--- Dataset content ---
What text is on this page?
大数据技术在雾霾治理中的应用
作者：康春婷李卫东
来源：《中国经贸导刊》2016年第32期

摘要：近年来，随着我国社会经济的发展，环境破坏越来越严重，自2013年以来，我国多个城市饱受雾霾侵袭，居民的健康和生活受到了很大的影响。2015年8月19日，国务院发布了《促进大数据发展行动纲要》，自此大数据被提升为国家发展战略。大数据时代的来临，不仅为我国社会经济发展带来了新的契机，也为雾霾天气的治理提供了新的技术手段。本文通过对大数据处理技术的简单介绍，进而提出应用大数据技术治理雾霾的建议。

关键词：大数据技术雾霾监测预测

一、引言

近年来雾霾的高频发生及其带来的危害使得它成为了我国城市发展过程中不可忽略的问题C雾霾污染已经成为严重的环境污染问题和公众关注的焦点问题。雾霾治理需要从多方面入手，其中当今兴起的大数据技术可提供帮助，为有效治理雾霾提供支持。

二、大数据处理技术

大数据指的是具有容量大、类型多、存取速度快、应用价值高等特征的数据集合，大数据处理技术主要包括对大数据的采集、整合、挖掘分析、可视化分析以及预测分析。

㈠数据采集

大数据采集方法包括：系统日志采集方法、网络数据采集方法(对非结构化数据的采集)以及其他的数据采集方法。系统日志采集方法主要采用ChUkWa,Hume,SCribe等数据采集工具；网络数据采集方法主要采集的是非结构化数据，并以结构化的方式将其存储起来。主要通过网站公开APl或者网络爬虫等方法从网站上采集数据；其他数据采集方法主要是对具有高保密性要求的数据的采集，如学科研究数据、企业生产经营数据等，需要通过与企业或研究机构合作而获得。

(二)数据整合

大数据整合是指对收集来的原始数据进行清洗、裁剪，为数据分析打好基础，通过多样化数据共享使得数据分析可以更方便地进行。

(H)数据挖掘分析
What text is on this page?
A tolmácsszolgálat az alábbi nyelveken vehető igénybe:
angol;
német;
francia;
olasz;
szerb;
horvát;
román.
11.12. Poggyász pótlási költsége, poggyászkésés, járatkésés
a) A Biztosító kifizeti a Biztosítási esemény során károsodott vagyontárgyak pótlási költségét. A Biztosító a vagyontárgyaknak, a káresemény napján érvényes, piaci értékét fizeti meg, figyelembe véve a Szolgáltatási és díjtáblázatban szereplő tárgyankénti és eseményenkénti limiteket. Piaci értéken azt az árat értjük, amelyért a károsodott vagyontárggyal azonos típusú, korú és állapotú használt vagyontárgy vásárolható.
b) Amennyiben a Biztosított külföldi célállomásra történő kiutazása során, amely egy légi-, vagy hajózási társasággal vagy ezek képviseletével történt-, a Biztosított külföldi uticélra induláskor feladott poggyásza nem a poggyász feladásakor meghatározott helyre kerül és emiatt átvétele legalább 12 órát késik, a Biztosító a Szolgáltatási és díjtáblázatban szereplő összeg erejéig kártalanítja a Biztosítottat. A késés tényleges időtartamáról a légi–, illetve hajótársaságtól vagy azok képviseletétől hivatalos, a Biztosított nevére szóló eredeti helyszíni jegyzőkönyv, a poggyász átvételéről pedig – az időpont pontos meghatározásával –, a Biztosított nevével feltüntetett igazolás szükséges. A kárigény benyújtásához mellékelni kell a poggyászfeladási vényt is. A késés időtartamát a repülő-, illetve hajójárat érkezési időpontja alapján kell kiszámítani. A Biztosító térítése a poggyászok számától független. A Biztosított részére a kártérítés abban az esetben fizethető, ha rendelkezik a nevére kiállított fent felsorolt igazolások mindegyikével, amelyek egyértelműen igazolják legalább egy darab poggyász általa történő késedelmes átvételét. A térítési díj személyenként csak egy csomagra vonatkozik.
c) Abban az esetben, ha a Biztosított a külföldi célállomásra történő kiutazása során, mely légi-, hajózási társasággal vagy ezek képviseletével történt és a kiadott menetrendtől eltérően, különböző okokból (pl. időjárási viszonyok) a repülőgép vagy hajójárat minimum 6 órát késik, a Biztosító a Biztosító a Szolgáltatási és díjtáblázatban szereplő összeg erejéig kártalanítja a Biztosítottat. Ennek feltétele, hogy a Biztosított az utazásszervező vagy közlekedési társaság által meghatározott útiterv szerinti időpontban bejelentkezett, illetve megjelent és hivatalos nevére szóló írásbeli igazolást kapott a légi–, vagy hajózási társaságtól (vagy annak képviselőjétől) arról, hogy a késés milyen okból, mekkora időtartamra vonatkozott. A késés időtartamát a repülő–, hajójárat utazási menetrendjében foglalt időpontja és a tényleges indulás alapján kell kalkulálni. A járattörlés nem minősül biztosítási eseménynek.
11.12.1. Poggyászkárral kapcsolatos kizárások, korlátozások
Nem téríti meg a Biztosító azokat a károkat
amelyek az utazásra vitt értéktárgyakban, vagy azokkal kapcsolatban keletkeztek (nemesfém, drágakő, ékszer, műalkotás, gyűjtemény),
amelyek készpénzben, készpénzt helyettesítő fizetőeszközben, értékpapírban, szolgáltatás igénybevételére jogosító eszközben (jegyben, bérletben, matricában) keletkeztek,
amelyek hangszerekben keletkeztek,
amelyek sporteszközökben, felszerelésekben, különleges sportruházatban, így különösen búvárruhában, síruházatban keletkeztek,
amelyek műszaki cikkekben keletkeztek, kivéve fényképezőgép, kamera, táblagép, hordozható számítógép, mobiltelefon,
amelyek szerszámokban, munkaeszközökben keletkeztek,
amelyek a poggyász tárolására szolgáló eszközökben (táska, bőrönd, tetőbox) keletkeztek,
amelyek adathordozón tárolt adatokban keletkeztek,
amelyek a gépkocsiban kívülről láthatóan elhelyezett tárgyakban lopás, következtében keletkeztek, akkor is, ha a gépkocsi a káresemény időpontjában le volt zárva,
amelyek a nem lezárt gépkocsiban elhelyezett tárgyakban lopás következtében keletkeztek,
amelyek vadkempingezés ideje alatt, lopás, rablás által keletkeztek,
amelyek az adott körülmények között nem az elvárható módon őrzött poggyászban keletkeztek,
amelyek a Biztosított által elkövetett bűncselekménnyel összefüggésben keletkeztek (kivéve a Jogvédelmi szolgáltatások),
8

--- Work required ---
Looking at the data above, show all lines where the word "kivéve" occurs.

--- The output ---
amelyek műszaki cikkekben keletkeztek, kivéve fényképezőgép, kamera, táblagép, hordozható számítógép, mobiltelefon,
amelyek a Biztosított által elkövetett bűncselekménnyel összefüggésben keletkeztek (kivéve a Jogvédelmi szolgáltatások),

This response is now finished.